Pull each line holding "Anti" out of the entries below.

══════════

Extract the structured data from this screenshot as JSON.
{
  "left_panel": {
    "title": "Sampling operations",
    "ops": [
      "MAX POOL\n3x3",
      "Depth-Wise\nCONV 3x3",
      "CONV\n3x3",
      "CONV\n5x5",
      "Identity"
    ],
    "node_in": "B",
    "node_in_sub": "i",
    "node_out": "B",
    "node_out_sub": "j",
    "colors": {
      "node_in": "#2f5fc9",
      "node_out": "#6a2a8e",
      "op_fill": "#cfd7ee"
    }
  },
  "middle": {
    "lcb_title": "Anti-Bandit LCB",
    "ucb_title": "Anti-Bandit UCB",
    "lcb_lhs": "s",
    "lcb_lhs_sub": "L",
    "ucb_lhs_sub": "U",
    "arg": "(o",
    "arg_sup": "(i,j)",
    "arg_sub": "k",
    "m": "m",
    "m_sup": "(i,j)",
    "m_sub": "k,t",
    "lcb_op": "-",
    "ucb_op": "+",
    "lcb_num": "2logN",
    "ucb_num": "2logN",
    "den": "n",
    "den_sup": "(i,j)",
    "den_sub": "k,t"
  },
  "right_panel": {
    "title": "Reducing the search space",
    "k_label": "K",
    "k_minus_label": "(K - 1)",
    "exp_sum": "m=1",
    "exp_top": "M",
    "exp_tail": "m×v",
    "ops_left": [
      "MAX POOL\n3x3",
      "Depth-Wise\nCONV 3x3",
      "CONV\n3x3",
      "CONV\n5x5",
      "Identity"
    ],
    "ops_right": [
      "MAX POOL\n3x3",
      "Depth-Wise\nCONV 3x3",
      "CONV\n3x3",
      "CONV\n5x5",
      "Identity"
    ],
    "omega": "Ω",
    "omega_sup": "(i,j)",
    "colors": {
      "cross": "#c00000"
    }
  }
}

══════════

* _Task output_:
    "lcb_title": "Anti-Bandit LCB",
    "ucb_title": "Anti-Bandit UCB",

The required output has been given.